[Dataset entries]
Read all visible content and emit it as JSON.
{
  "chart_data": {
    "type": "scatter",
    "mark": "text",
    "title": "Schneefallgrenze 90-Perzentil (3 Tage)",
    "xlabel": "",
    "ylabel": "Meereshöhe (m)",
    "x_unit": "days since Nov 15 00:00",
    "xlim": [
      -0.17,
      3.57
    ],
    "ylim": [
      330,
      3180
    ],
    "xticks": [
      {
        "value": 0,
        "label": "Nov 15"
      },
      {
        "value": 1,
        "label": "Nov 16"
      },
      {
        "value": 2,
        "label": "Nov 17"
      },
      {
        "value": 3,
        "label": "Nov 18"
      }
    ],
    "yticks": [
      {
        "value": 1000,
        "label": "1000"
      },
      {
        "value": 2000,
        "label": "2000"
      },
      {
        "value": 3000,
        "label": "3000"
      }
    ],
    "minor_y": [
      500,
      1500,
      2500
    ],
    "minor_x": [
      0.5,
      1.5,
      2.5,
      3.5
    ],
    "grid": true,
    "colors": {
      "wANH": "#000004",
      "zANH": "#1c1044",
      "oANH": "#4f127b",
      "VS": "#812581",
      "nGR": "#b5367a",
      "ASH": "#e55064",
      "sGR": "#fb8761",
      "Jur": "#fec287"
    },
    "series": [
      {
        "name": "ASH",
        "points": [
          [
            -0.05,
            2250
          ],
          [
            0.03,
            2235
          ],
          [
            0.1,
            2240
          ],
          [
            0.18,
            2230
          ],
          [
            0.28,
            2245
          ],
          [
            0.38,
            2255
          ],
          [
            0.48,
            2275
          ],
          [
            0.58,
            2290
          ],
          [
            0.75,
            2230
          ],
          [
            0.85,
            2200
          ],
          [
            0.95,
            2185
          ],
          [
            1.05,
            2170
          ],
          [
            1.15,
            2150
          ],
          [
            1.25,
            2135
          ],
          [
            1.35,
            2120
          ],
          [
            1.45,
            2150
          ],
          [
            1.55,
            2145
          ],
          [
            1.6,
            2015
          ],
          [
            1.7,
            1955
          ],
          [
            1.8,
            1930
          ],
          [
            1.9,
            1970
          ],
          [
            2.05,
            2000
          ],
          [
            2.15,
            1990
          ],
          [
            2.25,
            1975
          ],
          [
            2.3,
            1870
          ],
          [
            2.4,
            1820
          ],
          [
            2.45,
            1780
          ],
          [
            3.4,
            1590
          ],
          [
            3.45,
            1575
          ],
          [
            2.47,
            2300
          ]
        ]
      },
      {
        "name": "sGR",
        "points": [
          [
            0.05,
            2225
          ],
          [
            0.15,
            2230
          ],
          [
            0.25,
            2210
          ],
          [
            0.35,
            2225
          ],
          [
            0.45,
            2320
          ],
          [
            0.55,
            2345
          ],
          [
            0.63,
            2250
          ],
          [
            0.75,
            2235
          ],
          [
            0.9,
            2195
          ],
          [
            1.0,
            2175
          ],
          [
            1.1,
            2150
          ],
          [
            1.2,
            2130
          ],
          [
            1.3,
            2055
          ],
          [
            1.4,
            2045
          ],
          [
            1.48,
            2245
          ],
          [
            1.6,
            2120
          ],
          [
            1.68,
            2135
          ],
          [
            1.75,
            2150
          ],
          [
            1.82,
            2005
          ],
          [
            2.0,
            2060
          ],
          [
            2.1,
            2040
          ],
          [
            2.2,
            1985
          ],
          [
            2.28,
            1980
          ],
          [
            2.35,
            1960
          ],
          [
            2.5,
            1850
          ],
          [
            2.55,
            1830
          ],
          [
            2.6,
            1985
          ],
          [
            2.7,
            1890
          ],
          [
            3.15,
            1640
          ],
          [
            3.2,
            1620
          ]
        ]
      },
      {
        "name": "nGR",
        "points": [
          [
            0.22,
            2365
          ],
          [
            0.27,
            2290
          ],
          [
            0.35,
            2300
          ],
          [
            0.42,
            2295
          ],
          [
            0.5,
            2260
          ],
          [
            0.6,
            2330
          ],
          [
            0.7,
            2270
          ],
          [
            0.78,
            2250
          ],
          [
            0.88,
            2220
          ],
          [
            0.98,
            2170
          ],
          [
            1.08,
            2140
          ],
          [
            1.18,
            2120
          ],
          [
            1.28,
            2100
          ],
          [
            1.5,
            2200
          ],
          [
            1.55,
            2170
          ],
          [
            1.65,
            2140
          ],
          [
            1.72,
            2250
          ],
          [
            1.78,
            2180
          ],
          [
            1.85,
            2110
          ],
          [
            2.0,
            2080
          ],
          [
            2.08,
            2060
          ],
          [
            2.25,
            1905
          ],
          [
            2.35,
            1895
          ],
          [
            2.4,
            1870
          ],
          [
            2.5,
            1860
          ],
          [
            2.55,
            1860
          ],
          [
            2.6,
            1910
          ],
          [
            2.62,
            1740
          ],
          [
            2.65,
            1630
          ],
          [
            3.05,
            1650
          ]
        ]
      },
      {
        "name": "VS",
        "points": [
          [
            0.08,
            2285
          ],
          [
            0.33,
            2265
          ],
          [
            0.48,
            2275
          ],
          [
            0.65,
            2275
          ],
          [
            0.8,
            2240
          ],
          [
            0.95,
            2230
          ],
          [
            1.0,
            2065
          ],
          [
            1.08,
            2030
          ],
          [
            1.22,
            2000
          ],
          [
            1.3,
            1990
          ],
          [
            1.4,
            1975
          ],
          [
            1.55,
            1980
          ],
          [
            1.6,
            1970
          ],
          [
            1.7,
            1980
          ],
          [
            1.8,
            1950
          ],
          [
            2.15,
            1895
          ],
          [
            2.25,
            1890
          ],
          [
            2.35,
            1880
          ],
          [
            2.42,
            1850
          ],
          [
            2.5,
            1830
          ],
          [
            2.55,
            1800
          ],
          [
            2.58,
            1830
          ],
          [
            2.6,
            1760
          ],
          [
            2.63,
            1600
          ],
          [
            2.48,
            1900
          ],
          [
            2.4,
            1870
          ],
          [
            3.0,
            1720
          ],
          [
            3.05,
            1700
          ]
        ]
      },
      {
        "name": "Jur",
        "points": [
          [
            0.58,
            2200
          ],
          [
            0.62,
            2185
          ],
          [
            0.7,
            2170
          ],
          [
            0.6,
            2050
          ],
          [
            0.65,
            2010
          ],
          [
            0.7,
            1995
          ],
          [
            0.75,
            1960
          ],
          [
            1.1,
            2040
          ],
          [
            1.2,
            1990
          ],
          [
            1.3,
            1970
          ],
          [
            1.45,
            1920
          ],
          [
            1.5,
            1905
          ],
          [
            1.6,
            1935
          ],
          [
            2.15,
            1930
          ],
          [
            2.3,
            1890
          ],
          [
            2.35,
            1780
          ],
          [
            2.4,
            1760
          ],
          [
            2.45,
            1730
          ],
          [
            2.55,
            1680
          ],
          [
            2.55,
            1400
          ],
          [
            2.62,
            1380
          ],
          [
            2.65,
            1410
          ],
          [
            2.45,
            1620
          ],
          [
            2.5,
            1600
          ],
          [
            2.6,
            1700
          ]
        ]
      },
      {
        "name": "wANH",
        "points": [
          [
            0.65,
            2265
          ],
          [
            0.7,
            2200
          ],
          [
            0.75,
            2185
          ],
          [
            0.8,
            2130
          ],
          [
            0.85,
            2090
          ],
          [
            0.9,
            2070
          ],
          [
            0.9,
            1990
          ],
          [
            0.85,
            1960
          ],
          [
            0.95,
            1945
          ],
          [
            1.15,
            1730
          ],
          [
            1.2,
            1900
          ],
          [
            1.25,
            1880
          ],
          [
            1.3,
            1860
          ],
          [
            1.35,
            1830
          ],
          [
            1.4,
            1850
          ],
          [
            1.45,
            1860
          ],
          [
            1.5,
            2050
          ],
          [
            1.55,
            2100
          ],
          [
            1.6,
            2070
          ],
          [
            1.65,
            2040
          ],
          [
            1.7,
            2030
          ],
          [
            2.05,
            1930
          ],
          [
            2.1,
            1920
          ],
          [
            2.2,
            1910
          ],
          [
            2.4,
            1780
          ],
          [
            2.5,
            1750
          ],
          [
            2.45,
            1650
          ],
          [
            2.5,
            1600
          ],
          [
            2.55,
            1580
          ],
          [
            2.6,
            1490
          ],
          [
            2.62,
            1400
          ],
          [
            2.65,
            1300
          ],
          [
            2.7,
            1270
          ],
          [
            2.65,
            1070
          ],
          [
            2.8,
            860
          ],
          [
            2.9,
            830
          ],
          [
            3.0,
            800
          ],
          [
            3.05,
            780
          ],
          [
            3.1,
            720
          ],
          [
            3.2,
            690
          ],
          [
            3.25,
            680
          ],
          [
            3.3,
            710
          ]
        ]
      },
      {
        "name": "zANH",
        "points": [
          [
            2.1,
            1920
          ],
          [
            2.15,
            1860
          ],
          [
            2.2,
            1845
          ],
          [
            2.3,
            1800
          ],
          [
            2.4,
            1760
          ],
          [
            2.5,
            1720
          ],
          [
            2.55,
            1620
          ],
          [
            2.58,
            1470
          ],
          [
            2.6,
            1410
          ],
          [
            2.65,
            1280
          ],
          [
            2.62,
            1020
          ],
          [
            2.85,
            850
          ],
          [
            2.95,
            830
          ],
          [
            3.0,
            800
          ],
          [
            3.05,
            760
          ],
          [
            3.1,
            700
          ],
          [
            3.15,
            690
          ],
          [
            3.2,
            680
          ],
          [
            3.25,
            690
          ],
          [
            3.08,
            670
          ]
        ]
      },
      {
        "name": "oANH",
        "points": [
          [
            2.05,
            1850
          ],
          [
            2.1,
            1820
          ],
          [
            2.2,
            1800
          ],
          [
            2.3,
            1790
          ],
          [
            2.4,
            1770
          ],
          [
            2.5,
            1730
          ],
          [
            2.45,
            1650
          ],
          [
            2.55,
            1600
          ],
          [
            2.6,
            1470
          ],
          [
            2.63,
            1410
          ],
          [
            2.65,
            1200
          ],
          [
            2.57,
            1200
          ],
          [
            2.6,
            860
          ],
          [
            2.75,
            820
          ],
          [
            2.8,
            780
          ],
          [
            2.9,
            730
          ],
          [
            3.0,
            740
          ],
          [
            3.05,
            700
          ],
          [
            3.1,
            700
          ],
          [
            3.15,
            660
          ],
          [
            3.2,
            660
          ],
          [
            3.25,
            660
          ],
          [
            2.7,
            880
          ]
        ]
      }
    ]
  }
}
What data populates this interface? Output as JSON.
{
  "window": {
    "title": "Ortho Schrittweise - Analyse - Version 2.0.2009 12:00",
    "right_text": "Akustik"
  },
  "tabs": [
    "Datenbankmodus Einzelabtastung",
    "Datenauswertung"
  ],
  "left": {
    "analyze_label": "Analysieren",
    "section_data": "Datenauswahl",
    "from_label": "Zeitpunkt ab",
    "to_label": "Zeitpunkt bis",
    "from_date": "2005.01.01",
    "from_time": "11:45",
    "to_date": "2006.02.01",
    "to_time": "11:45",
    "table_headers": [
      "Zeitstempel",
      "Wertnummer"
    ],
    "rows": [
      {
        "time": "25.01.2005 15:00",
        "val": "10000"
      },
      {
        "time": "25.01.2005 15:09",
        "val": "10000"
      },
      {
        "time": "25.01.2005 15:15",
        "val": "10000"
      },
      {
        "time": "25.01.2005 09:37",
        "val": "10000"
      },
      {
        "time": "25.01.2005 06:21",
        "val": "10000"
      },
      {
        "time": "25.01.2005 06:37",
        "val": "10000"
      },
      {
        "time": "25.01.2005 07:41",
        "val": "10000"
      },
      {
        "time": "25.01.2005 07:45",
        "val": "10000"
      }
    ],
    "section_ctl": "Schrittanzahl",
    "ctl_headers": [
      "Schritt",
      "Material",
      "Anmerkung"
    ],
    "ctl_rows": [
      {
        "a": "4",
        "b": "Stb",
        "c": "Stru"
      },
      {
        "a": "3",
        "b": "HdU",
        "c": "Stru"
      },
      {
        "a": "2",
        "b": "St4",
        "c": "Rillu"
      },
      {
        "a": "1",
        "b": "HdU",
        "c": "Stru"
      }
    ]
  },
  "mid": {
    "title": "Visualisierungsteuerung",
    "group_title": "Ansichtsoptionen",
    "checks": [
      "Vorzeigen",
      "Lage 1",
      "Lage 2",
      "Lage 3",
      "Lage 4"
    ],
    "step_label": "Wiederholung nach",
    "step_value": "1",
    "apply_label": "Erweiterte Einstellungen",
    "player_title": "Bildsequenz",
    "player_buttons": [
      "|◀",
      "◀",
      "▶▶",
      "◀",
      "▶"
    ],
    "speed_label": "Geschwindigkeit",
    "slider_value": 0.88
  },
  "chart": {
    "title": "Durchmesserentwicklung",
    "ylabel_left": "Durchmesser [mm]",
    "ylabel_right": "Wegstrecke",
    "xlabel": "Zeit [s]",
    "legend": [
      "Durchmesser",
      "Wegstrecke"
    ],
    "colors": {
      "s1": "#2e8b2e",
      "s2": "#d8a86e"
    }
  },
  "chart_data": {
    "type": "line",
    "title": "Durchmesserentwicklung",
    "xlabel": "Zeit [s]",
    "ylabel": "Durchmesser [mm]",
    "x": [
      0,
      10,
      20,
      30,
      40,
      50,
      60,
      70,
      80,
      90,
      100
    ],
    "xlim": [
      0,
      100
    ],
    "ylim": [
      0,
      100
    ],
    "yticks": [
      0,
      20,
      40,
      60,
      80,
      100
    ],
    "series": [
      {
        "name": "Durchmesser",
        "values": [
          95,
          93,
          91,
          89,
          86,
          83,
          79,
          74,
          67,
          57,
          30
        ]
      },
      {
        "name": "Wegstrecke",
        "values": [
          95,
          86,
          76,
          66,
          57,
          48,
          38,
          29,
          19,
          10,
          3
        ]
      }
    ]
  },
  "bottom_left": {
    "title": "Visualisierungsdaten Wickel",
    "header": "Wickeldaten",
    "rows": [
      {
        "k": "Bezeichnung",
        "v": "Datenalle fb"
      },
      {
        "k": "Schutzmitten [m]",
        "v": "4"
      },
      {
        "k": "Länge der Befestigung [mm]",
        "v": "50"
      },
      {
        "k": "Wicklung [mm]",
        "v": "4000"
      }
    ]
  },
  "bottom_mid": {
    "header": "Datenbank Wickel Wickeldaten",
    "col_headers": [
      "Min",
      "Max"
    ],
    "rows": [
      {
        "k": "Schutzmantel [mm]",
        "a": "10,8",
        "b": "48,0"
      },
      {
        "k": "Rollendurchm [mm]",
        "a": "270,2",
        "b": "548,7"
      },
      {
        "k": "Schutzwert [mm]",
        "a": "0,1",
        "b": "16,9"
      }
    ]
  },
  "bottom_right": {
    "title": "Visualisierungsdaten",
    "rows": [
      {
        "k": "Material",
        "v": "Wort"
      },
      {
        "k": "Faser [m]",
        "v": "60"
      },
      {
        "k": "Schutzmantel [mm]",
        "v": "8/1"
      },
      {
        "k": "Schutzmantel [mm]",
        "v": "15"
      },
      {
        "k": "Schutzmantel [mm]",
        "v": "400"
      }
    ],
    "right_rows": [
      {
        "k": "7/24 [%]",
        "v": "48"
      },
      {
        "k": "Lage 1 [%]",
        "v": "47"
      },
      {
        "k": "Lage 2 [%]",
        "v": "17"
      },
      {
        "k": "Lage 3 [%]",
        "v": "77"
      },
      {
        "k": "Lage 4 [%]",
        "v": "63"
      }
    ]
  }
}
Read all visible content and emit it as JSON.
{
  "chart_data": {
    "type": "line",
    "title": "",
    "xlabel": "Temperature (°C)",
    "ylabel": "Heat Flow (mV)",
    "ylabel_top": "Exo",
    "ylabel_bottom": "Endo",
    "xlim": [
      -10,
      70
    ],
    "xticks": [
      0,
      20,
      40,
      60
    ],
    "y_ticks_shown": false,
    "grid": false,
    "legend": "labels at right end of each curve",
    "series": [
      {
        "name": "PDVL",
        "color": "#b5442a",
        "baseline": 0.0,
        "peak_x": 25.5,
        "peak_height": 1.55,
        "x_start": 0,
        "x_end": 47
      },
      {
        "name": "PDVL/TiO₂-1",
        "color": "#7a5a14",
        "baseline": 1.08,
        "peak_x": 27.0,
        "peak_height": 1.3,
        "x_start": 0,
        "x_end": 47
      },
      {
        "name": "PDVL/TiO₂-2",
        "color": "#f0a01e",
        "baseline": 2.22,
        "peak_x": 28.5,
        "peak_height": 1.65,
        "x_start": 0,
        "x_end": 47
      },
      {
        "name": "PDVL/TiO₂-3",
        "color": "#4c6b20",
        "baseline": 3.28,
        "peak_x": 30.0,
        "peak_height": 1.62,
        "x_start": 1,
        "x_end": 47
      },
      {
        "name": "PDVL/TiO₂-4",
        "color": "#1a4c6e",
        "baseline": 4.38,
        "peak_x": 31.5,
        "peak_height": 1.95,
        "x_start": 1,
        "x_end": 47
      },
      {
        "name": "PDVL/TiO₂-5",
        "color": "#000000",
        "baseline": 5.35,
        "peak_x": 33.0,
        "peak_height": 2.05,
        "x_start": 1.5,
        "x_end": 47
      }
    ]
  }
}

— WHAT TO PRODUCE —
Determine how many lines of the material include the string "Visualisierungsdaten". Output only that count.

— COMPLETE ANSWER —
2